GOAL >>
Count every line that has the word "Firm" in it; give no more than the number.

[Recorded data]
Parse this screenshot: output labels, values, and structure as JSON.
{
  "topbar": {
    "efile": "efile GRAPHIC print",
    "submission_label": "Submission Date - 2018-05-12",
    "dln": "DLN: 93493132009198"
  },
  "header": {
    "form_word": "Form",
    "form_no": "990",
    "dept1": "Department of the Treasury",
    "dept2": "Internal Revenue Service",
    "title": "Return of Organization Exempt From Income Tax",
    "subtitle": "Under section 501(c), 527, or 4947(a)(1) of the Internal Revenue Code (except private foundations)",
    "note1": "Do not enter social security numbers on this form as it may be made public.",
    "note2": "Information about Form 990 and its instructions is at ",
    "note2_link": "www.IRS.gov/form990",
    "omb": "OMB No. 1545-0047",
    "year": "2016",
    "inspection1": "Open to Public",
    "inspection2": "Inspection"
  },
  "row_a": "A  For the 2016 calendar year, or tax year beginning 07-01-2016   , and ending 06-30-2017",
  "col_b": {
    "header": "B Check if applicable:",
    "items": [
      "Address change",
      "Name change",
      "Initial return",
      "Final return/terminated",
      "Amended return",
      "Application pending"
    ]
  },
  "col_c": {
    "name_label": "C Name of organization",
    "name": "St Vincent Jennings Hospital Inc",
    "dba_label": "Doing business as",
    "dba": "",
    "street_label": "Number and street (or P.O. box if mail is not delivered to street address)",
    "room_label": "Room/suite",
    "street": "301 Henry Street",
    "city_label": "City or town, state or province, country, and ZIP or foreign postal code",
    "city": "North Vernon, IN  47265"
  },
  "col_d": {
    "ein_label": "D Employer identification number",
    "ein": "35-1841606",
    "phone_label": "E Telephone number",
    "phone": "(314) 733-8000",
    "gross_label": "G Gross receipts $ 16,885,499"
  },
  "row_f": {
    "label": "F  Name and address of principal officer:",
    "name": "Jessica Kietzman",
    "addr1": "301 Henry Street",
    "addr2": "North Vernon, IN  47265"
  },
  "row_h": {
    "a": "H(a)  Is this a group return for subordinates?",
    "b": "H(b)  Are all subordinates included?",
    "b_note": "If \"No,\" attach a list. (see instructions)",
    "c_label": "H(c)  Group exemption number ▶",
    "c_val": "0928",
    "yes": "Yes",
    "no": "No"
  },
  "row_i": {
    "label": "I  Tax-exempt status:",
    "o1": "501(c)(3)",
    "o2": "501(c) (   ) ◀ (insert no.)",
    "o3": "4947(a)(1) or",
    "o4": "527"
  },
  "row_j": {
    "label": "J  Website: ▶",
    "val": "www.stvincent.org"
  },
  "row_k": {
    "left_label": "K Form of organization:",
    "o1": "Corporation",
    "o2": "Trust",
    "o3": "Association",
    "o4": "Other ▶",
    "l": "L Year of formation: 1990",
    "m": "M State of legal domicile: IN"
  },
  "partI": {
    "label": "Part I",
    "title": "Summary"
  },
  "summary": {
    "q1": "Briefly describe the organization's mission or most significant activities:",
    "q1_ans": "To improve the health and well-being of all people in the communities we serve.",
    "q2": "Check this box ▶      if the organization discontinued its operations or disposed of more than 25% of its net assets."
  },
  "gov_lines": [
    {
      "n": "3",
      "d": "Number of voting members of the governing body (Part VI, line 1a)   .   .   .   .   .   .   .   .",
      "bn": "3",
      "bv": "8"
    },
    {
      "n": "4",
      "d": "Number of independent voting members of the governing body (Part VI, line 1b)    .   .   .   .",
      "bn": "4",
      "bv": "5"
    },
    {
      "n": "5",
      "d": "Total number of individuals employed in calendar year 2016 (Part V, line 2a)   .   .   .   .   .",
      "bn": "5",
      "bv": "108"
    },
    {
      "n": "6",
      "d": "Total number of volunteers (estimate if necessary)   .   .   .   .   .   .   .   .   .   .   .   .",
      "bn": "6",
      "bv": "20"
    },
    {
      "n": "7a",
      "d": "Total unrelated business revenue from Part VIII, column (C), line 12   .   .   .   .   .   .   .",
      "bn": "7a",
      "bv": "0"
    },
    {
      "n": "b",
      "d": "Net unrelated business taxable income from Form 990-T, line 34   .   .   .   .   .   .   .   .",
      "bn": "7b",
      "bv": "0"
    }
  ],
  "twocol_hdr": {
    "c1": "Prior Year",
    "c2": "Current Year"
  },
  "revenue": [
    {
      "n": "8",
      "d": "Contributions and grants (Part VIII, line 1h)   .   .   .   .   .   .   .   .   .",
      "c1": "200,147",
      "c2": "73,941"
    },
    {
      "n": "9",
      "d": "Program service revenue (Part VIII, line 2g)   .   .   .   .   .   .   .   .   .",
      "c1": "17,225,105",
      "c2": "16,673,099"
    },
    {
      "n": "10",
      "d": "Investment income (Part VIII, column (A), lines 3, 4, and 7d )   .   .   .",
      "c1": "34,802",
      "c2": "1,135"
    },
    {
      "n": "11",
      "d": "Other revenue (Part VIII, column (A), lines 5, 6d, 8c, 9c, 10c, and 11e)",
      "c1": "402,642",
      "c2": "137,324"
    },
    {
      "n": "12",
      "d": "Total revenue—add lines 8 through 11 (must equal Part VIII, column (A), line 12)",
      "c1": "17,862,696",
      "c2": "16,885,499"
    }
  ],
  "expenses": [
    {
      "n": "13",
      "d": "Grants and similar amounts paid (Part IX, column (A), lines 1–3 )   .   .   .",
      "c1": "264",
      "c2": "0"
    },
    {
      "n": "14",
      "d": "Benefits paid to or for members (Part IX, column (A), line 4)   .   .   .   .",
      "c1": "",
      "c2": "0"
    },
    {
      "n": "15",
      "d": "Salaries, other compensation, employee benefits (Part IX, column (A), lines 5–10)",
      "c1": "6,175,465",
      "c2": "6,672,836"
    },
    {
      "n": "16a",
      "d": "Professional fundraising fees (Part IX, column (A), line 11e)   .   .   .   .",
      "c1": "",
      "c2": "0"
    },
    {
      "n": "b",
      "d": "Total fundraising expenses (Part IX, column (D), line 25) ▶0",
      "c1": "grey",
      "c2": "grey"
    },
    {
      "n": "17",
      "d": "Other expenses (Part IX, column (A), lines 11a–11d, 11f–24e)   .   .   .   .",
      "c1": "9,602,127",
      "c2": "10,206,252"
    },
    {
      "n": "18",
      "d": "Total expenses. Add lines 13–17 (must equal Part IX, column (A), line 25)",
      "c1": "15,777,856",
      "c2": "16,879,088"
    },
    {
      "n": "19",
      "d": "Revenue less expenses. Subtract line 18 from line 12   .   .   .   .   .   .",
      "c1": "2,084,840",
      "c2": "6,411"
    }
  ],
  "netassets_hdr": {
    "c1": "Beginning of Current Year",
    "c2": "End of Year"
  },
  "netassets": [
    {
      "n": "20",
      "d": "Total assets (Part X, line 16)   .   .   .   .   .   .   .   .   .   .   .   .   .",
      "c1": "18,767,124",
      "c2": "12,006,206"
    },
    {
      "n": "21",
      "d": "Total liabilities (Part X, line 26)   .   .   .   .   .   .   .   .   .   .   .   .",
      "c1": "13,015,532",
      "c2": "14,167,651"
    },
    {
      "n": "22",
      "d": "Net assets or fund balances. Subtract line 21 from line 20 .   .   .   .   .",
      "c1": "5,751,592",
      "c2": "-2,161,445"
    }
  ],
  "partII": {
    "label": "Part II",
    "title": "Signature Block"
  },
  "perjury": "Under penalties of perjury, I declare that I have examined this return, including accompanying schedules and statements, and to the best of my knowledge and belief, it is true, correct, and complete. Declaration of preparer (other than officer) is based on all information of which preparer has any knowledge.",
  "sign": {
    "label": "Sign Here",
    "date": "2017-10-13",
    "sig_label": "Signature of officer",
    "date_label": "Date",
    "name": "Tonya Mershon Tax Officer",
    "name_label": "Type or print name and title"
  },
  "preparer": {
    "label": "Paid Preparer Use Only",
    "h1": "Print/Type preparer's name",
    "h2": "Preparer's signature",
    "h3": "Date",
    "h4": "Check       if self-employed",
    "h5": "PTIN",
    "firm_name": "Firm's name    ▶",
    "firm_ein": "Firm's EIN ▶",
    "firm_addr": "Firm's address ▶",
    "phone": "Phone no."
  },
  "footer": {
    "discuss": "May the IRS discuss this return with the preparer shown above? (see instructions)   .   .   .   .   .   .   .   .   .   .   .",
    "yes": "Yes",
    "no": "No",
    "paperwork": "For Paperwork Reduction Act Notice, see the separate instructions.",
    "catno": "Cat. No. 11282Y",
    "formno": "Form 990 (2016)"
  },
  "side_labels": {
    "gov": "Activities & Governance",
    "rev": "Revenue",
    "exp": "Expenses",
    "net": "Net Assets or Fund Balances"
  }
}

RESULT FOR THIS EXERCISE >>
3